■ **OBJECTIVE**
Restate the data word for word and leave the images out.

■ **MATERIAL PROVIDED**
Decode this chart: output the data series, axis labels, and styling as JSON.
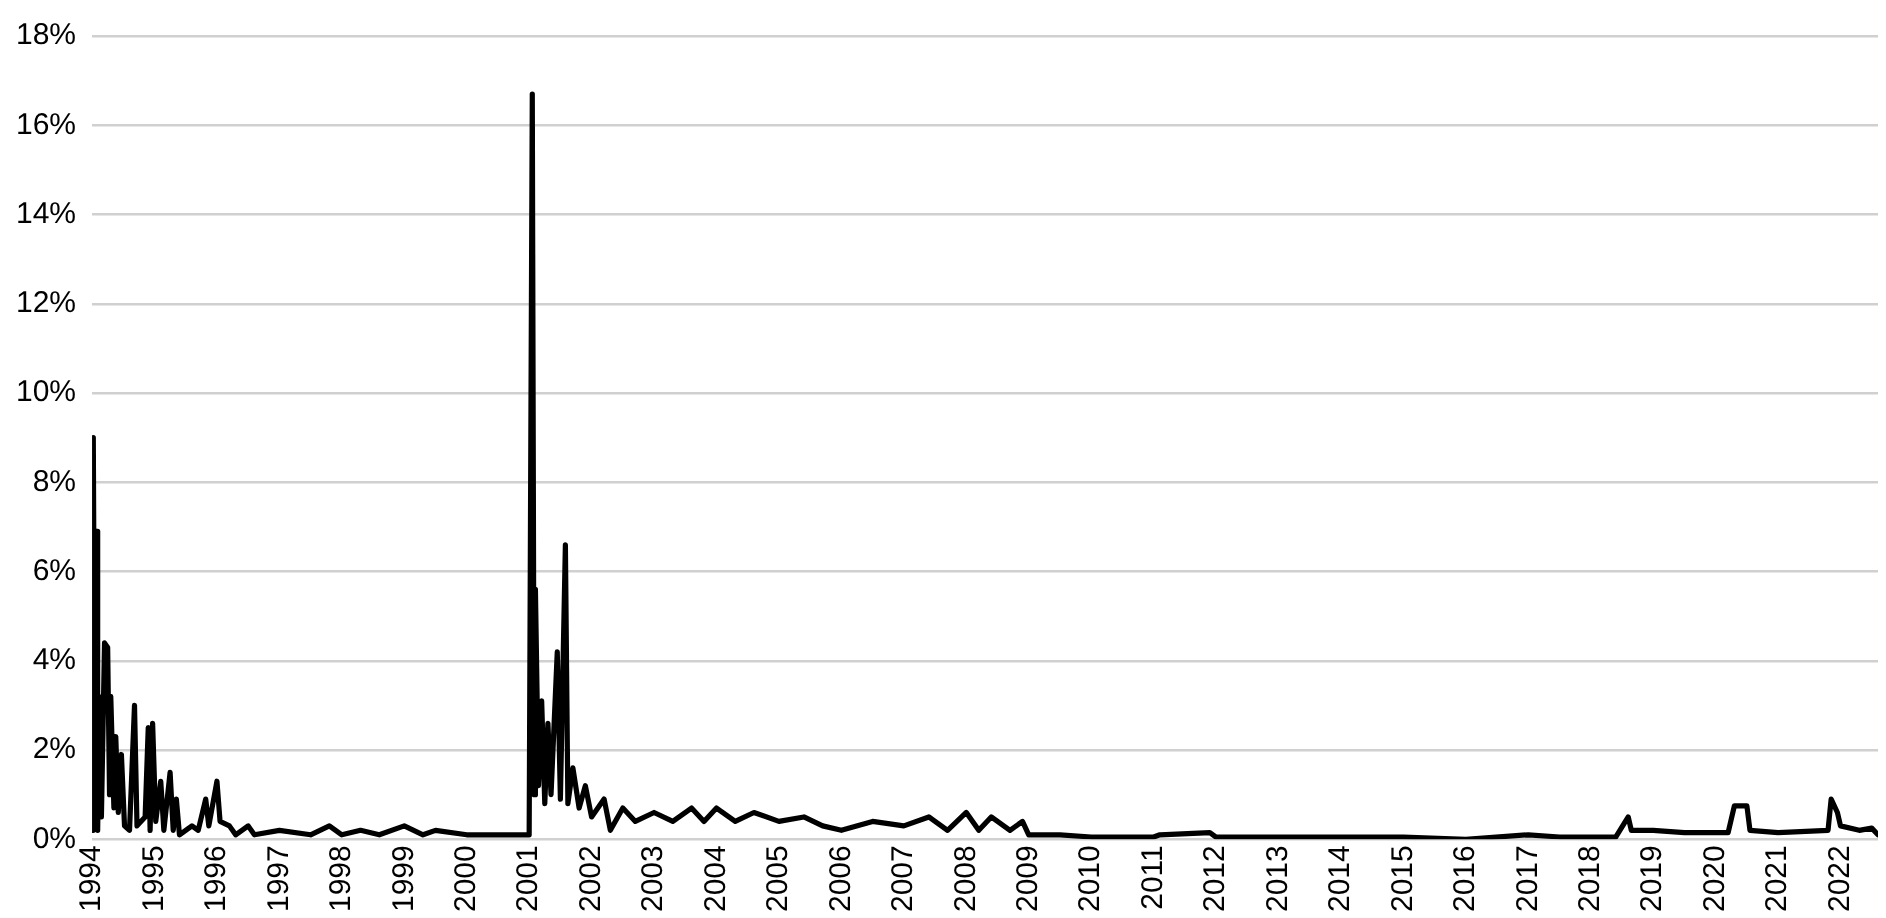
{
  "chart_data": {
    "type": "line",
    "x": [
      1994,
      1994.02,
      1994.05,
      1994.07,
      1994.09,
      1994.12,
      1994.15,
      1994.2,
      1994.25,
      1994.28,
      1994.3,
      1994.35,
      1994.38,
      1994.42,
      1994.47,
      1994.52,
      1994.6,
      1994.68,
      1994.72,
      1994.85,
      1994.9,
      1994.93,
      1994.97,
      1995.02,
      1995.1,
      1995.15,
      1995.25,
      1995.3,
      1995.35,
      1995.4,
      1995.6,
      1995.7,
      1995.82,
      1995.87,
      1996,
      1996.05,
      1996.2,
      1996.3,
      1996.5,
      1996.6,
      1997,
      1997.5,
      1997.8,
      1998,
      1998.3,
      1998.6,
      1999,
      1999.3,
      1999.5,
      2000,
      2001,
      2001.05,
      2001.08,
      2001.1,
      2001.15,
      2001.2,
      2001.25,
      2001.3,
      2001.35,
      2001.45,
      2001.5,
      2001.58,
      2001.62,
      2001.7,
      2001.8,
      2001.9,
      2002,
      2002.2,
      2002.3,
      2002.5,
      2002.7,
      2003,
      2003.3,
      2003.6,
      2003.8,
      2004,
      2004.3,
      2004.6,
      2005,
      2005.4,
      2005.7,
      2006,
      2006.5,
      2007,
      2007.4,
      2007.7,
      2008,
      2008.2,
      2008.4,
      2008.7,
      2008.9,
      2009,
      2009.5,
      2010,
      2011,
      2011.1,
      2011.9,
      2012,
      2015,
      2016,
      2017,
      2017.5,
      2018.4,
      2018.6,
      2018.65,
      2019,
      2019.5,
      2020.2,
      2020.3,
      2020.5,
      2020.55,
      2021,
      2021.8,
      2021.85,
      2021.95,
      2022,
      2022.3,
      2022.5,
      2022.6
    ],
    "series": [
      {
        "color": "#000000",
        "values": [
          0.2,
          9,
          0.3,
          6.9,
          0.2,
          3.2,
          0.5,
          4.4,
          4.3,
          1,
          3.2,
          0.7,
          2.3,
          0.6,
          1.9,
          0.3,
          0.2,
          3,
          0.3,
          0.5,
          2.5,
          0.2,
          2.6,
          0.4,
          1.3,
          0.2,
          1.5,
          0.2,
          0.9,
          0.1,
          0.3,
          0.2,
          0.9,
          0.3,
          1.3,
          0.4,
          0.3,
          0.1,
          0.3,
          0.1,
          0.2,
          0.1,
          0.3,
          0.1,
          0.2,
          0.1,
          0.3,
          0.1,
          0.2,
          0.1,
          0.1,
          16.7,
          1,
          5.6,
          1.2,
          3.1,
          0.8,
          2.6,
          1,
          4.2,
          0.9,
          6.6,
          0.8,
          1.6,
          0.7,
          1.2,
          0.5,
          0.9,
          0.2,
          0.7,
          0.4,
          0.6,
          0.4,
          0.7,
          0.4,
          0.7,
          0.4,
          0.6,
          0.4,
          0.5,
          0.3,
          0.2,
          0.4,
          0.3,
          0.5,
          0.2,
          0.6,
          0.2,
          0.5,
          0.2,
          0.4,
          0.1,
          0.1,
          0.05,
          0.05,
          0.1,
          0.15,
          0.05,
          0.05,
          0,
          0.1,
          0.05,
          0.05,
          0.5,
          0.2,
          0.2,
          0.15,
          0.15,
          0.75,
          0.75,
          0.2,
          0.15,
          0.2,
          0.9,
          0.6,
          0.3,
          0.2,
          0.25,
          0.1
        ]
      }
    ],
    "xlim": [
      1994,
      2022.6
    ],
    "xticks": [
      1994,
      1995,
      1996,
      1997,
      1998,
      1999,
      2000,
      2001,
      2002,
      2003,
      2004,
      2005,
      2006,
      2007,
      2008,
      2009,
      2010,
      2011,
      2012,
      2013,
      2014,
      2015,
      2016,
      2017,
      2018,
      2019,
      2020,
      2021,
      2022
    ],
    "ylim": [
      0,
      18
    ],
    "yticks": [
      {
        "value": 0,
        "label": "0%"
      },
      {
        "value": 2,
        "label": "2%"
      },
      {
        "value": 4,
        "label": "4%"
      },
      {
        "value": 6,
        "label": "6%"
      },
      {
        "value": 8,
        "label": "8%"
      },
      {
        "value": 10,
        "label": "10%"
      },
      {
        "value": 12,
        "label": "12%"
      },
      {
        "value": 14,
        "label": "14%"
      },
      {
        "value": 16,
        "label": "16%"
      },
      {
        "value": 18,
        "label": "18%"
      }
    ],
    "grid": "y",
    "legend": false,
    "marker": "none",
    "line_style": "solid"
  }
}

■ **PROBLEM SOLUTION**
Decode this chart: output the data series, axis labels, and styling as JSON.
{
  "chart_data": {
    "type": "line",
    "x": [
      1994,
      1994.02,
      1994.05,
      1994.07,
      1994.09,
      1994.12,
      1994.15,
      1994.2,
      1994.25,
      1994.28,
      1994.3,
      1994.35,
      1994.38,
      1994.42,
      1994.47,
      1994.52,
      1994.6,
      1994.68,
      1994.72,
      1994.85,
      1994.9,
      1994.93,
      1994.97,
      1995.02,
      1995.1,
      1995.15,
      1995.25,
      1995.3,
      1995.35,
      1995.4,
      1995.6,
      1995.7,
      1995.82,
      1995.87,
      1996,
      1996.05,
      1996.2,
      1996.3,
      1996.5,
      1996.6,
      1997,
      1997.5,
      1997.8,
      1998,
      1998.3,
      1998.6,
      1999,
      1999.3,
      1999.5,
      2000,
      2001,
      2001.05,
      2001.08,
      2001.1,
      2001.15,
      2001.2,
      2001.25,
      2001.3,
      2001.35,
      2001.45,
      2001.5,
      2001.58,
      2001.62,
      2001.7,
      2001.8,
      2001.9,
      2002,
      2002.2,
      2002.3,
      2002.5,
      2002.7,
      2003,
      2003.3,
      2003.6,
      2003.8,
      2004,
      2004.3,
      2004.6,
      2005,
      2005.4,
      2005.7,
      2006,
      2006.5,
      2007,
      2007.4,
      2007.7,
      2008,
      2008.2,
      2008.4,
      2008.7,
      2008.9,
      2009,
      2009.5,
      2010,
      2011,
      2011.1,
      2011.9,
      2012,
      2015,
      2016,
      2017,
      2017.5,
      2018.4,
      2018.6,
      2018.65,
      2019,
      2019.5,
      2020.2,
      2020.3,
      2020.5,
      2020.55,
      2021,
      2021.8,
      2021.85,
      2021.95,
      2022,
      2022.3,
      2022.5,
      2022.6
    ],
    "series": [
      {
        "color": "#000000",
        "values": [
          0.2,
          9,
          0.3,
          6.9,
          0.2,
          3.2,
          0.5,
          4.4,
          4.3,
          1,
          3.2,
          0.7,
          2.3,
          0.6,
          1.9,
          0.3,
          0.2,
          3,
          0.3,
          0.5,
          2.5,
          0.2,
          2.6,
          0.4,
          1.3,
          0.2,
          1.5,
          0.2,
          0.9,
          0.1,
          0.3,
          0.2,
          0.9,
          0.3,
          1.3,
          0.4,
          0.3,
          0.1,
          0.3,
          0.1,
          0.2,
          0.1,
          0.3,
          0.1,
          0.2,
          0.1,
          0.3,
          0.1,
          0.2,
          0.1,
          0.1,
          16.7,
          1,
          5.6,
          1.2,
          3.1,
          0.8,
          2.6,
          1,
          4.2,
          0.9,
          6.6,
          0.8,
          1.6,
          0.7,
          1.2,
          0.5,
          0.9,
          0.2,
          0.7,
          0.4,
          0.6,
          0.4,
          0.7,
          0.4,
          0.7,
          0.4,
          0.6,
          0.4,
          0.5,
          0.3,
          0.2,
          0.4,
          0.3,
          0.5,
          0.2,
          0.6,
          0.2,
          0.5,
          0.2,
          0.4,
          0.1,
          0.1,
          0.05,
          0.05,
          0.1,
          0.15,
          0.05,
          0.05,
          0,
          0.1,
          0.05,
          0.05,
          0.5,
          0.2,
          0.2,
          0.15,
          0.15,
          0.75,
          0.75,
          0.2,
          0.15,
          0.2,
          0.9,
          0.6,
          0.3,
          0.2,
          0.25,
          0.1
        ]
      }
    ],
    "xlim": [
      1994,
      2022.6
    ],
    "xticks": [
      1994,
      1995,
      1996,
      1997,
      1998,
      1999,
      2000,
      2001,
      2002,
      2003,
      2004,
      2005,
      2006,
      2007,
      2008,
      2009,
      2010,
      2011,
      2012,
      2013,
      2014,
      2015,
      2016,
      2017,
      2018,
      2019,
      2020,
      2021,
      2022
    ],
    "ylim": [
      0,
      18
    ],
    "yticks": [
      {
        "value": 0,
        "label": "0%"
      },
      {
        "value": 2,
        "label": "2%"
      },
      {
        "value": 4,
        "label": "4%"
      },
      {
        "value": 6,
        "label": "6%"
      },
      {
        "value": 8,
        "label": "8%"
      },
      {
        "value": 10,
        "label": "10%"
      },
      {
        "value": 12,
        "label": "12%"
      },
      {
        "value": 14,
        "label": "14%"
      },
      {
        "value": 16,
        "label": "16%"
      },
      {
        "value": 18,
        "label": "18%"
      }
    ],
    "grid": "y",
    "legend": false,
    "marker": "none",
    "line_style": "solid"
  }
}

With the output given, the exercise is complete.